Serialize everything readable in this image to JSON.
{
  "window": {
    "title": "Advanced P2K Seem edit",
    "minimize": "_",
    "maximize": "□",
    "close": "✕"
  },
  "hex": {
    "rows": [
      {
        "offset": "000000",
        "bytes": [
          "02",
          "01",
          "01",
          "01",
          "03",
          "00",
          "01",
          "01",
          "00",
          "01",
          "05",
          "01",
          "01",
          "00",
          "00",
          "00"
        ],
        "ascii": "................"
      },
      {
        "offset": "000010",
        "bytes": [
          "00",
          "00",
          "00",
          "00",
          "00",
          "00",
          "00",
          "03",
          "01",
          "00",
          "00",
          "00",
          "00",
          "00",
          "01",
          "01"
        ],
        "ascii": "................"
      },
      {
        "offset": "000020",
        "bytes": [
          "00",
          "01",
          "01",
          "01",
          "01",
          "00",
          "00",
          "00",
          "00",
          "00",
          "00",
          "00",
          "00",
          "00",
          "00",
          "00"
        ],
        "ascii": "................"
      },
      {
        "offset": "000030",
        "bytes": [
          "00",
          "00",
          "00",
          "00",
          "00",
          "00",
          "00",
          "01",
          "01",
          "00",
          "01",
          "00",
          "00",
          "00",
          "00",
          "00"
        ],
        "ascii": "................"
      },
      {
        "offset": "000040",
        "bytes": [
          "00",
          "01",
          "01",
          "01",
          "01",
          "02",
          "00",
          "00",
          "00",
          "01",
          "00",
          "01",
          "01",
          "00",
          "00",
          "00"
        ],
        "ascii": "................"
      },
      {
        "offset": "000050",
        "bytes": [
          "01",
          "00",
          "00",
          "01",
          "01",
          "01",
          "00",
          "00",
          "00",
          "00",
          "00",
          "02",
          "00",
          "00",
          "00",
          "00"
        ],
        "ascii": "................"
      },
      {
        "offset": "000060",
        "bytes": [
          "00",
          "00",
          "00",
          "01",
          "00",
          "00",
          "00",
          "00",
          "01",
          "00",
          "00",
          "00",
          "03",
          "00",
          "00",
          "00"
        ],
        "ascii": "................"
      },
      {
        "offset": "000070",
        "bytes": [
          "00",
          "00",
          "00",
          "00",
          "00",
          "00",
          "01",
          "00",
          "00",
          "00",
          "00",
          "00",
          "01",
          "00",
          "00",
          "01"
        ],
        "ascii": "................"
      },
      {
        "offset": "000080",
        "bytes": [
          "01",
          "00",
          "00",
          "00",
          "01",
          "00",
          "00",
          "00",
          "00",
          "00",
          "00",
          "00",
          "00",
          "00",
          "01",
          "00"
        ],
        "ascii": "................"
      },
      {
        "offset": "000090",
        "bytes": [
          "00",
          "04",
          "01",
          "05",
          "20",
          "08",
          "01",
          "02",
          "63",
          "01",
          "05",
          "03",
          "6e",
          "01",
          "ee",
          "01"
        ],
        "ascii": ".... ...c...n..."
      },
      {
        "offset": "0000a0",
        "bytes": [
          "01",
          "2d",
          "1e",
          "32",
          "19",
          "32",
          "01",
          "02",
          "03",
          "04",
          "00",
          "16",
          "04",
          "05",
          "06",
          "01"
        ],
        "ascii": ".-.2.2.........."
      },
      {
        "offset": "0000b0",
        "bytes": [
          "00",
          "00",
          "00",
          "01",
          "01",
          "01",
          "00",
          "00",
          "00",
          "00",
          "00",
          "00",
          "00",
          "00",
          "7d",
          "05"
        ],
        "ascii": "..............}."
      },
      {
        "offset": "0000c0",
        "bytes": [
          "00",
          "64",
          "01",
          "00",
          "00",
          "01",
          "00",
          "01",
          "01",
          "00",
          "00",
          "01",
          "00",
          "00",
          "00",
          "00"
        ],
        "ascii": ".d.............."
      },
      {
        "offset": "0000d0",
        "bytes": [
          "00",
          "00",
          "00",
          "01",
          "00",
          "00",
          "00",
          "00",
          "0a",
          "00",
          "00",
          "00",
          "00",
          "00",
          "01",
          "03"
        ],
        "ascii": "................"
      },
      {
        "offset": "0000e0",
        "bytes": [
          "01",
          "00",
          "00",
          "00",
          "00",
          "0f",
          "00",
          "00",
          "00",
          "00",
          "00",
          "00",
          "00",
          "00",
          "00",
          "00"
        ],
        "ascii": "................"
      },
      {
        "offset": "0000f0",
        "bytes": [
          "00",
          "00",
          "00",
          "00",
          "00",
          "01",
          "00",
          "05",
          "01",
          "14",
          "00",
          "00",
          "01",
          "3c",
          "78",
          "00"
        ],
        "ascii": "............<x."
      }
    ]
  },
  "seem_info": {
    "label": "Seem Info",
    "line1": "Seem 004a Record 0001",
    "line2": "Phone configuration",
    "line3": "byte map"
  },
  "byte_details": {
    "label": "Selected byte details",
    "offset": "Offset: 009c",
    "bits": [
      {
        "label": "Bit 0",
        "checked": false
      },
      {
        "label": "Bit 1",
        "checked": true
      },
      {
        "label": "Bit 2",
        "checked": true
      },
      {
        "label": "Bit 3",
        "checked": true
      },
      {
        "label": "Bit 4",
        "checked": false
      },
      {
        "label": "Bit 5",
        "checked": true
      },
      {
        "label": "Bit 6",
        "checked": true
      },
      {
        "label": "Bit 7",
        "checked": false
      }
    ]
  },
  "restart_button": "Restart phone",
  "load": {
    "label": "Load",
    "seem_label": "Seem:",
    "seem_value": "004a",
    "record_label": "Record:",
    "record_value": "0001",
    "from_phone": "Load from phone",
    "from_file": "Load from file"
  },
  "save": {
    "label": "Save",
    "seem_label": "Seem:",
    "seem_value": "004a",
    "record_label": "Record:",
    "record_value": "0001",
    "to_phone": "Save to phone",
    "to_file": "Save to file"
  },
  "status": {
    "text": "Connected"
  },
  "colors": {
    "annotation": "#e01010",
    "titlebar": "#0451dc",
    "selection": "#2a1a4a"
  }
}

——————

- [DO THIS]:
Pull out all lines from the entries above that include the word "file".

- [ANSWER TO THE PROBLEM]:
    "from_file": "Load from file"
    "to_file": "Save to file"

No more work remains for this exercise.